What you should do: Without altering anything, output the material below.

Material provided:

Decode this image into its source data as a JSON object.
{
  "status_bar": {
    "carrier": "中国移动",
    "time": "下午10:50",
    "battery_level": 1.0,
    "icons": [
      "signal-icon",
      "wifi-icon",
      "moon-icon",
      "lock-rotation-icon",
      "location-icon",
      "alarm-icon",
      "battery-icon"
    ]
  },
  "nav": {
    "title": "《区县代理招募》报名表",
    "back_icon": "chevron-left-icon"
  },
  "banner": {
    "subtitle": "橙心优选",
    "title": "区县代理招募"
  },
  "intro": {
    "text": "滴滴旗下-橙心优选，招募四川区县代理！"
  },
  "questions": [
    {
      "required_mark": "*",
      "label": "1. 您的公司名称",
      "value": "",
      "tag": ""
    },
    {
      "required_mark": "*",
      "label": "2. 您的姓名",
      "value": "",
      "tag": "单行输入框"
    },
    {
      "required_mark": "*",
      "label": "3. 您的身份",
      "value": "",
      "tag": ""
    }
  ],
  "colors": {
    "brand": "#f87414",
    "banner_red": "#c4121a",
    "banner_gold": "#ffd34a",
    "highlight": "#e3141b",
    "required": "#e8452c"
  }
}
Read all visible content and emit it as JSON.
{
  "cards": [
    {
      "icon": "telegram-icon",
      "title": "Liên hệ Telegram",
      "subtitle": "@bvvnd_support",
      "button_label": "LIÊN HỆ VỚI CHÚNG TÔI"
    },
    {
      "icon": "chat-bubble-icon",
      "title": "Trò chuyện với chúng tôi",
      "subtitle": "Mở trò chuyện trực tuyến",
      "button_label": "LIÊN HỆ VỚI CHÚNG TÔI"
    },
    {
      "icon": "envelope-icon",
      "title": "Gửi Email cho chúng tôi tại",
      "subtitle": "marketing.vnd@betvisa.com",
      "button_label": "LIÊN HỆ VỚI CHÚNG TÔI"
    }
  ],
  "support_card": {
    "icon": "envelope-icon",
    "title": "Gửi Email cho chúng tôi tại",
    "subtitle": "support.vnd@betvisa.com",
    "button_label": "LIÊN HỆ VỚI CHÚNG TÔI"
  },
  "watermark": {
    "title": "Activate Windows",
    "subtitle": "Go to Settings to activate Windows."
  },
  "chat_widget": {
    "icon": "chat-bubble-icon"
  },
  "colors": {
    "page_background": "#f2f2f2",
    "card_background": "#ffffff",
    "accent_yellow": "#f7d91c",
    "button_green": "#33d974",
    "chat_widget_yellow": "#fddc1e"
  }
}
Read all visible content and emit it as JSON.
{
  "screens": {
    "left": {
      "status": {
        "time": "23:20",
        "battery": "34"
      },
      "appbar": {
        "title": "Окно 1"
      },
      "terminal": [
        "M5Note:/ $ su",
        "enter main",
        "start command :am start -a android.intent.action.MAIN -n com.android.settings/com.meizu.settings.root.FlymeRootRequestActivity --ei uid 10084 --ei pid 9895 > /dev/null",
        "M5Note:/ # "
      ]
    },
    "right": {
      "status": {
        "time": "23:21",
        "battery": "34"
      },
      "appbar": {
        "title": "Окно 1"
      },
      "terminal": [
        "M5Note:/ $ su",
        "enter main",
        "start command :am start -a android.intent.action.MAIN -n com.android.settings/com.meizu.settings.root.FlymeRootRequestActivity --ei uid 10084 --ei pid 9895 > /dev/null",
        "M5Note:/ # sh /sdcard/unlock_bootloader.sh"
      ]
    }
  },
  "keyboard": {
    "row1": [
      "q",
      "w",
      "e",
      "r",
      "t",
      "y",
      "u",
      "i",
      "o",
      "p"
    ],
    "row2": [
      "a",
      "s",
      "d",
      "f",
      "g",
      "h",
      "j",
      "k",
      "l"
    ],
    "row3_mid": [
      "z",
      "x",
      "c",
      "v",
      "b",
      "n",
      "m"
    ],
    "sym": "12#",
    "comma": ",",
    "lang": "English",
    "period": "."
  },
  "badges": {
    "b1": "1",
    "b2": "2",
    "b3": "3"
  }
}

Answer below:
Decode this image into its source data as a JSON object.
{
  "status_bar": {
    "carrier": "中国移动",
    "time": "下午10:50",
    "battery_level": 1.0,
    "icons": [
      "signal-icon",
      "wifi-icon",
      "moon-icon",
      "lock-rotation-icon",
      "location-icon",
      "alarm-icon",
      "battery-icon"
    ]
  },
  "nav": {
    "title": "《区县代理招募》报名表",
    "back_icon": "chevron-left-icon"
  },
  "banner": {
    "subtitle": "橙心优选",
    "title": "区县代理招募"
  },
  "intro": {
    "text": "滴滴旗下-橙心优选，招募四川区县代理！"
  },
  "questions": [
    {
      "required_mark": "*",
      "label": "1. 您的公司名称",
      "value": "",
      "tag": ""
    },
    {
      "required_mark": "*",
      "label": "2. 您的姓名",
      "value": "",
      "tag": "单行输入框"
    },
    {
      "required_mark": "*",
      "label": "3. 您的身份",
      "value": "",
      "tag": ""
    }
  ],
  "colors": {
    "brand": "#f87414",
    "banner_red": "#c4121a",
    "banner_gold": "#ffd34a",
    "highlight": "#e3141b",
    "required": "#e8452c"
  }
}
Read all visible content and emit it as JSON.
{
  "cards": [
    {
      "icon": "telegram-icon",
      "title": "Liên hệ Telegram",
      "subtitle": "@bvvnd_support",
      "button_label": "LIÊN HỆ VỚI CHÚNG TÔI"
    },
    {
      "icon": "chat-bubble-icon",
      "title": "Trò chuyện với chúng tôi",
      "subtitle": "Mở trò chuyện trực tuyến",
      "button_label": "LIÊN HỆ VỚI CHÚNG TÔI"
    },
    {
      "icon": "envelope-icon",
      "title": "Gửi Email cho chúng tôi tại",
      "subtitle": "marketing.vnd@betvisa.com",
      "button_label": "LIÊN HỆ VỚI CHÚNG TÔI"
    }
  ],
  "support_card": {
    "icon": "envelope-icon",
    "title": "Gửi Email cho chúng tôi tại",
    "subtitle": "support.vnd@betvisa.com",
    "button_label": "LIÊN HỆ VỚI CHÚNG TÔI"
  },
  "watermark": {
    "title": "Activate Windows",
    "subtitle": "Go to Settings to activate Windows."
  },
  "chat_widget": {
    "icon": "chat-bubble-icon"
  },
  "colors": {
    "page_background": "#f2f2f2",
    "card_background": "#ffffff",
    "accent_yellow": "#f7d91c",
    "button_green": "#33d974",
    "chat_widget_yellow": "#fddc1e"
  }
}
Read all visible content and emit it as JSON.
{
  "screens": {
    "left": {
      "status": {
        "time": "23:20",
        "battery": "34"
      },
      "appbar": {
        "title": "Окно 1"
      },
      "terminal": [
        "M5Note:/ $ su",
        "enter main",
        "start command :am start -a android.intent.action.MAIN -n com.android.settings/com.meizu.settings.root.FlymeRootRequestActivity --ei uid 10084 --ei pid 9895 > /dev/null",
        "M5Note:/ # "
      ]
    },
    "right": {
      "status": {
        "time": "23:21",
        "battery": "34"
      },
      "appbar": {
        "title": "Окно 1"
      },
      "terminal": [
        "M5Note:/ $ su",
        "enter main",
        "start command :am start -a android.intent.action.MAIN -n com.android.settings/com.meizu.settings.root.FlymeRootRequestActivity --ei uid 10084 --ei pid 9895 > /dev/null",
        "M5Note:/ # sh /sdcard/unlock_bootloader.sh"
      ]
    }
  },
  "keyboard": {
    "row1": [
      "q",
      "w",
      "e",
      "r",
      "t",
      "y",
      "u",
      "i",
      "o",
      "p"
    ],
    "row2": [
      "a",
      "s",
      "d",
      "f",
      "g",
      "h",
      "j",
      "k",
      "l"
    ],
    "row3_mid": [
      "z",
      "x",
      "c",
      "v",
      "b",
      "n",
      "m"
    ],
    "sym": "12#",
    "comma": ",",
    "lang": "English",
    "period": "."
  },
  "badges": {
    "b1": "1",
    "b2": "2",
    "b3": "3"
  }
}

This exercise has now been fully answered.